What is the number of lines in these entries that include "tiếp"? Write that number and no other text.

------ The data ------

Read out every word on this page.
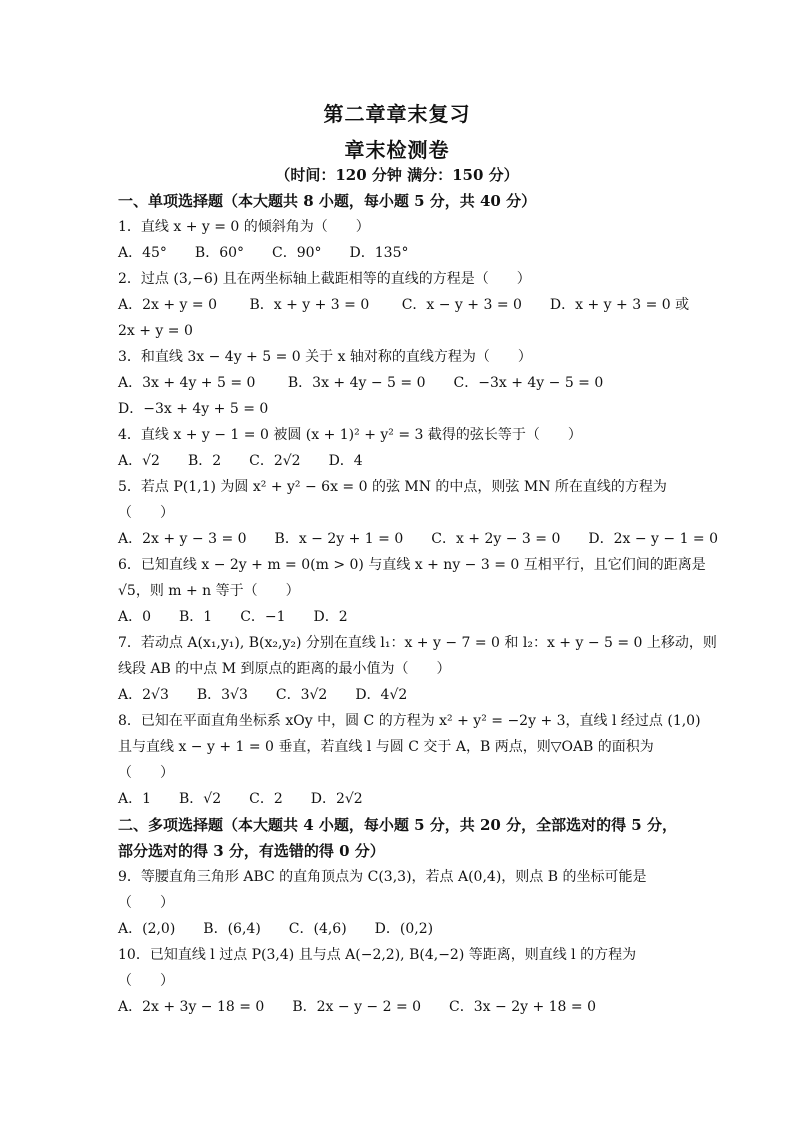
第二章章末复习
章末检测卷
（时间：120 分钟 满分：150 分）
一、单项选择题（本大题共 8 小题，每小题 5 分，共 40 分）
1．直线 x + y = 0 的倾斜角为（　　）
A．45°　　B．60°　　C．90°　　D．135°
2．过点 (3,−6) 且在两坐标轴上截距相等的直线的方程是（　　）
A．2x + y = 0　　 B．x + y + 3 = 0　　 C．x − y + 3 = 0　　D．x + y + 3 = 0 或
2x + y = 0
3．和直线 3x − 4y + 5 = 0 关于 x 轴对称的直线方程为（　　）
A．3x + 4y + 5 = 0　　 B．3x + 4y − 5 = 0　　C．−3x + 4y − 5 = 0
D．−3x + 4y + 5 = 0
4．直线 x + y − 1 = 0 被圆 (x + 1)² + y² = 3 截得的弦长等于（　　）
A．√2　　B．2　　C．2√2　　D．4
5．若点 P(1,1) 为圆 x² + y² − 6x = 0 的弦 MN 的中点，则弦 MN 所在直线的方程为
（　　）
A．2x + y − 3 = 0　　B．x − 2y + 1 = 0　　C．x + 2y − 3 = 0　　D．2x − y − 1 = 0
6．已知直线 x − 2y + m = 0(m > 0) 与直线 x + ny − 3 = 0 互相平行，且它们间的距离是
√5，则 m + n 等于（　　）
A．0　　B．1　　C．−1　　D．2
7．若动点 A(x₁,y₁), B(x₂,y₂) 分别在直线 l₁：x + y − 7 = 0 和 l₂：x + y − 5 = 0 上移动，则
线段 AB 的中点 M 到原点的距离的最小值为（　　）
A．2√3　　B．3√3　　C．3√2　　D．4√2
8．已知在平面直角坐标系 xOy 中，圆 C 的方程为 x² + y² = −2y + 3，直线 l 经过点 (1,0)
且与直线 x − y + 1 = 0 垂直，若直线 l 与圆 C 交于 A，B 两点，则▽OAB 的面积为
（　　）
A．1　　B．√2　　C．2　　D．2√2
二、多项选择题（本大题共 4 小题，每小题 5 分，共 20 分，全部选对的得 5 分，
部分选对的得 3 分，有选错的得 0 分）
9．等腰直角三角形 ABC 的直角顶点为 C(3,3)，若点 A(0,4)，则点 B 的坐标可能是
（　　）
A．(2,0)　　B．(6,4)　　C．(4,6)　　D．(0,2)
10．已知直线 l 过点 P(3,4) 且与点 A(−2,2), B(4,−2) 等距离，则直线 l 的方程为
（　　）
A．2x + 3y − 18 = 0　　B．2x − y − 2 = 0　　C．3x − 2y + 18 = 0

------
------ The data ------

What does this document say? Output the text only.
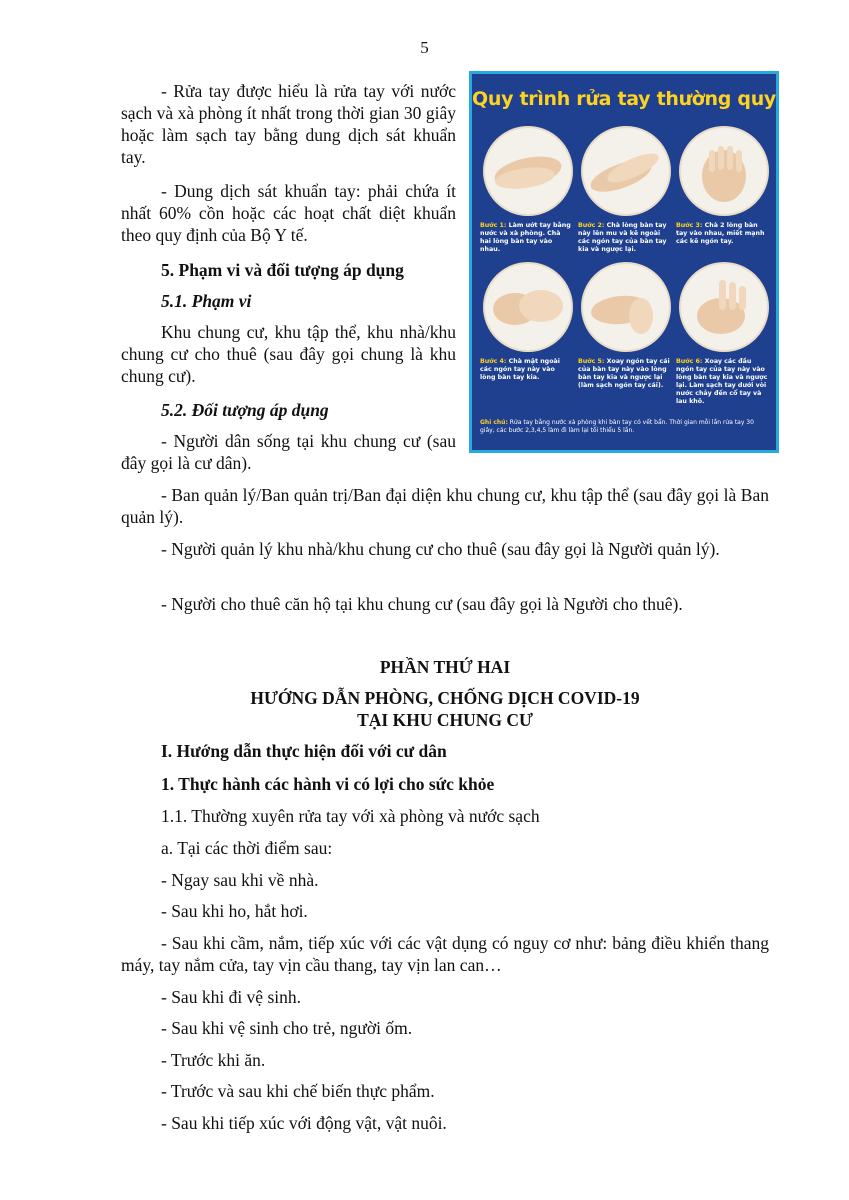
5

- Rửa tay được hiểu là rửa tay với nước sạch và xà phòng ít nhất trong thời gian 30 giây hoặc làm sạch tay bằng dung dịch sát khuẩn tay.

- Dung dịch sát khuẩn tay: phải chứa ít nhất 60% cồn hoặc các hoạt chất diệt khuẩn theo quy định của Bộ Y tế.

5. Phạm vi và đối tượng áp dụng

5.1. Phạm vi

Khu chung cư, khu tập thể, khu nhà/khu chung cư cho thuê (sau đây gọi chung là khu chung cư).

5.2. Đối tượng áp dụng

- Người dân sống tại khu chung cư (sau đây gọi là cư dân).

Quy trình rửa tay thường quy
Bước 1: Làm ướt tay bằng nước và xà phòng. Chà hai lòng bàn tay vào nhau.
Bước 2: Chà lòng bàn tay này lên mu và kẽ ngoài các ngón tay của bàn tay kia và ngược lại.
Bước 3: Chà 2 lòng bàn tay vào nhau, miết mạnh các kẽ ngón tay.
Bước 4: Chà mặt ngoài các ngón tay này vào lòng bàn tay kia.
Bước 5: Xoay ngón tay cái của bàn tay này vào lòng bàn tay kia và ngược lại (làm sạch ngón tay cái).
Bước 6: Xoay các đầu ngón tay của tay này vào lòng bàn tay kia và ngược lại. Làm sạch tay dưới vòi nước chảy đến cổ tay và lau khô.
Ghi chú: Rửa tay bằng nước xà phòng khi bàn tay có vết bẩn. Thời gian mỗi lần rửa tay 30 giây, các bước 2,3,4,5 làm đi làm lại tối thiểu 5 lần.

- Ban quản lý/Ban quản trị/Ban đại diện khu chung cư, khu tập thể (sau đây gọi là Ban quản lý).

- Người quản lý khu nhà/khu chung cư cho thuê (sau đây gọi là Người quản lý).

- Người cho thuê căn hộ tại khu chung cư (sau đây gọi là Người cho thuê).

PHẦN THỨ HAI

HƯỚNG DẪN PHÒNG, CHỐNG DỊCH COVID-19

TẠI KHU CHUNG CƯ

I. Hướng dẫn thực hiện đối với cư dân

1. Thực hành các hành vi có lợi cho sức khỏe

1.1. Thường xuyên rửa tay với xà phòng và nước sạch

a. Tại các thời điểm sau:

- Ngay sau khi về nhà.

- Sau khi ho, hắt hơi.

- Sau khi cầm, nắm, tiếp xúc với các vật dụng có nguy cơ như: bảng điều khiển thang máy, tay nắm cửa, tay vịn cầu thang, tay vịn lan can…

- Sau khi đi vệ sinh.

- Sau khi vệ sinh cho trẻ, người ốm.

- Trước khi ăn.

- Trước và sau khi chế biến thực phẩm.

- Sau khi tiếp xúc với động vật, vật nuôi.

------

Task response. 2